### EXERCISE DESCRIPTION
Find how many lines hold the word "dotyczące" and give that number only.

### RECORDS SHOWN
* Start *

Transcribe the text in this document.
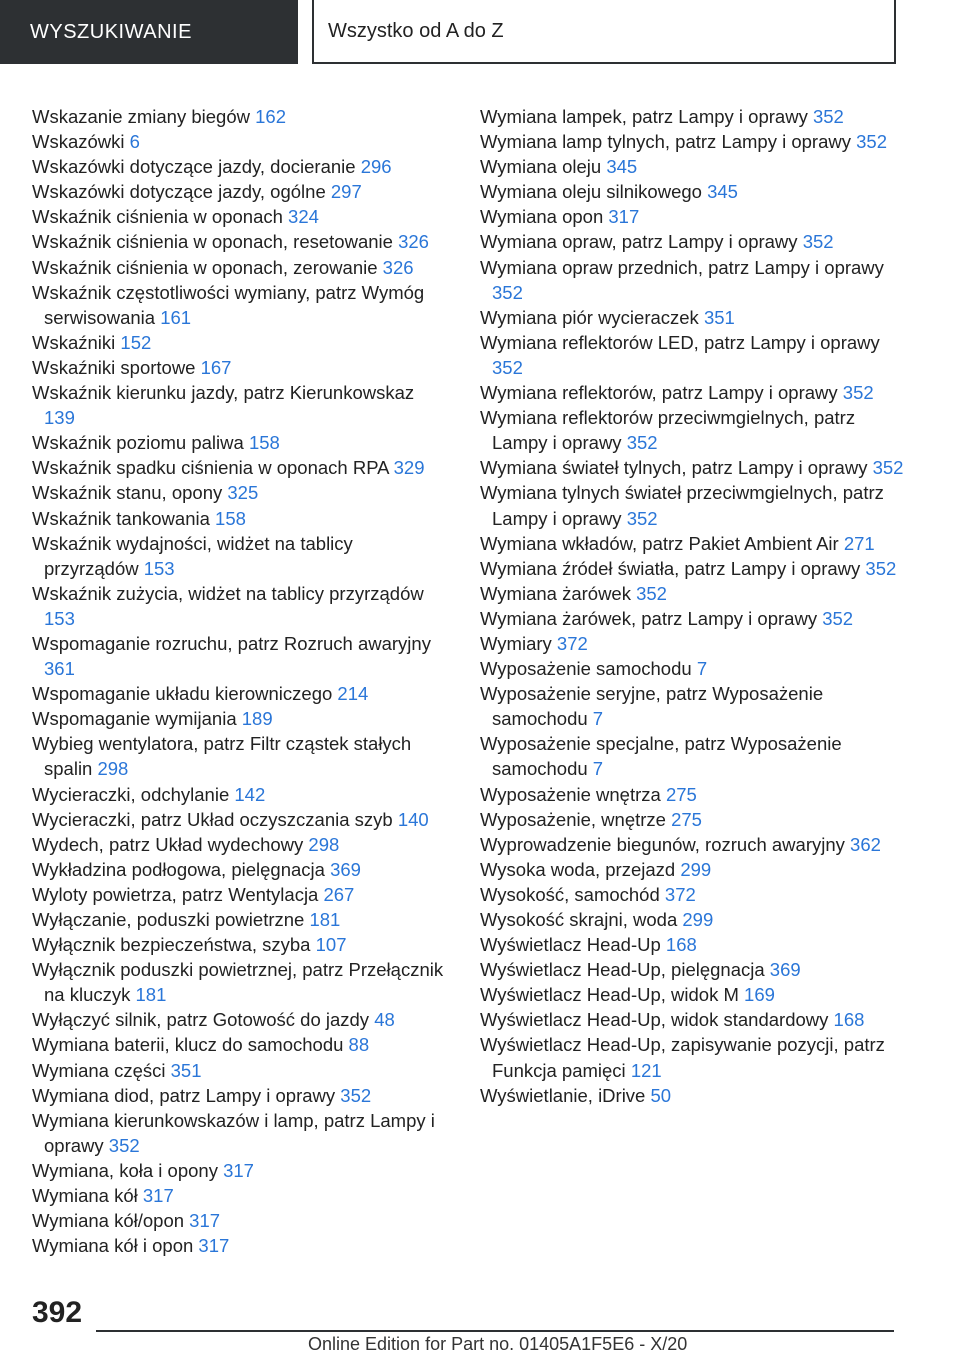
WYSZUKIWANIE	Wszystko od A do Z
Wskazanie zmiany biegów 162
Wskazówki 6
Wskazówki dotyczące jazdy, docieranie 296
Wskazówki dotyczące jazdy, ogólne 297
Wskaźnik ciśnienia w oponach 324
Wskaźnik ciśnienia w oponach, resetowanie 326
Wskaźnik ciśnienia w oponach, zerowanie 326
Wskaźnik częstotliwości wymiany, patrz Wymóg serwisowania 161
Wskaźniki 152
Wskaźniki sportowe 167
Wskaźnik kierunku jazdy, patrz Kierunkowskaz 139
Wskaźnik poziomu paliwa 158
Wskaźnik spadku ciśnienia w oponach RPA 329
Wskaźnik stanu, opony 325
Wskaźnik tankowania 158
Wskaźnik wydajności, widżet na tablicy przyrządów 153
Wskaźnik zużycia, widżet na tablicy przyrządów 153
Wspomaganie rozruchu, patrz Rozruch awaryjny 361
Wspomaganie układu kierowniczego 214
Wspomaganie wymijania 189
Wybieg wentylatora, patrz Filtr cząstek stałych spalin 298
Wycieraczki, odchylanie 142
Wycieraczki, patrz Układ oczyszczania szyb 140
Wydech, patrz Układ wydechowy 298
Wykładzina podłogowa, pielęgnacja 369
Wyloty powietrza, patrz Wentylacja 267
Wyłączanie, poduszki powietrzne 181
Wyłącznik bezpieczeństwa, szyba 107
Wyłącznik poduszki powietrznej, patrz Przełącznik na kluczyk 181
Wyłączyć silnik, patrz Gotowość do jazdy 48
Wymiana baterii, klucz do samochodu 88
Wymiana części 351
Wymiana diod, patrz Lampy i oprawy 352
Wymiana kierunkowskazów i lamp, patrz Lampy i oprawy 352
Wymiana, koła i opony 317
Wymiana kół 317
Wymiana kół/opon 317
Wymiana kół i opon 317
Wymiana lampek, patrz Lampy i oprawy 352
Wymiana lamp tylnych, patrz Lampy i oprawy 352
Wymiana oleju 345
Wymiana oleju silnikowego 345
Wymiana opon 317
Wymiana opraw, patrz Lampy i oprawy 352
Wymiana opraw przednich, patrz Lampy i oprawy 352
Wymiana piór wycieraczek 351
Wymiana reflektorów LED, patrz Lampy i oprawy 352
Wymiana reflektorów, patrz Lampy i oprawy 352
Wymiana reflektorów przeciwmgielnych, patrz Lampy i oprawy 352
Wymiana świateł tylnych, patrz Lampy i oprawy 352
Wymiana tylnych świateł przeciwmgielnych, patrz Lampy i oprawy 352
Wymiana wkładów, patrz Pakiet Ambient Air 271
Wymiana źródeł światła, patrz Lampy i oprawy 352
Wymiana żarówek 352
Wymiana żarówek, patrz Lampy i oprawy 352
Wymiary 372
Wyposażenie samochodu 7
Wyposażenie seryjne, patrz Wyposażenie samochodu 7
Wyposażenie specjalne, patrz Wyposażenie samochodu 7
Wyposażenie wnętrza 275
Wyposażenie, wnętrze 275
Wyprowadzenie biegunów, rozruch awaryjny 362
Wysoka woda, przejazd 299
Wysokość, samochód 372
Wysokość skrajni, woda 299
Wyświetlacz Head-Up 168
Wyświetlacz Head-Up, pielęgnacja 369
Wyświetlacz Head-Up, widok M 169
Wyświetlacz Head-Up, widok standardowy 168
Wyświetlacz Head-Up, zapisywanie pozycji, patrz Funkcja pamięci 121
Wyświetlanie, iDrive 50
392
Online Edition for Part no. 01405A1F5E6 - X/20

* End *

### WRITTEN SOLUTION
2